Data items
* * * *

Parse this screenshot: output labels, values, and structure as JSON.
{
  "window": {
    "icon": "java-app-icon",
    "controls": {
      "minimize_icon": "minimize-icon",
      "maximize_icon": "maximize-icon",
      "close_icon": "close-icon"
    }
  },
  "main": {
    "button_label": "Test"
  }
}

* * * *

## Goal
From the first line to the last, retype the data exactly.

## Response below
Parse this screenshot: output labels, values, and structure as JSON.
{
  "window": {
    "icon": "java-app-icon",
    "controls": {
      "minimize_icon": "minimize-icon",
      "maximize_icon": "maximize-icon",
      "close_icon": "close-icon"
    }
  },
  "main": {
    "button_label": "Test"
  }
}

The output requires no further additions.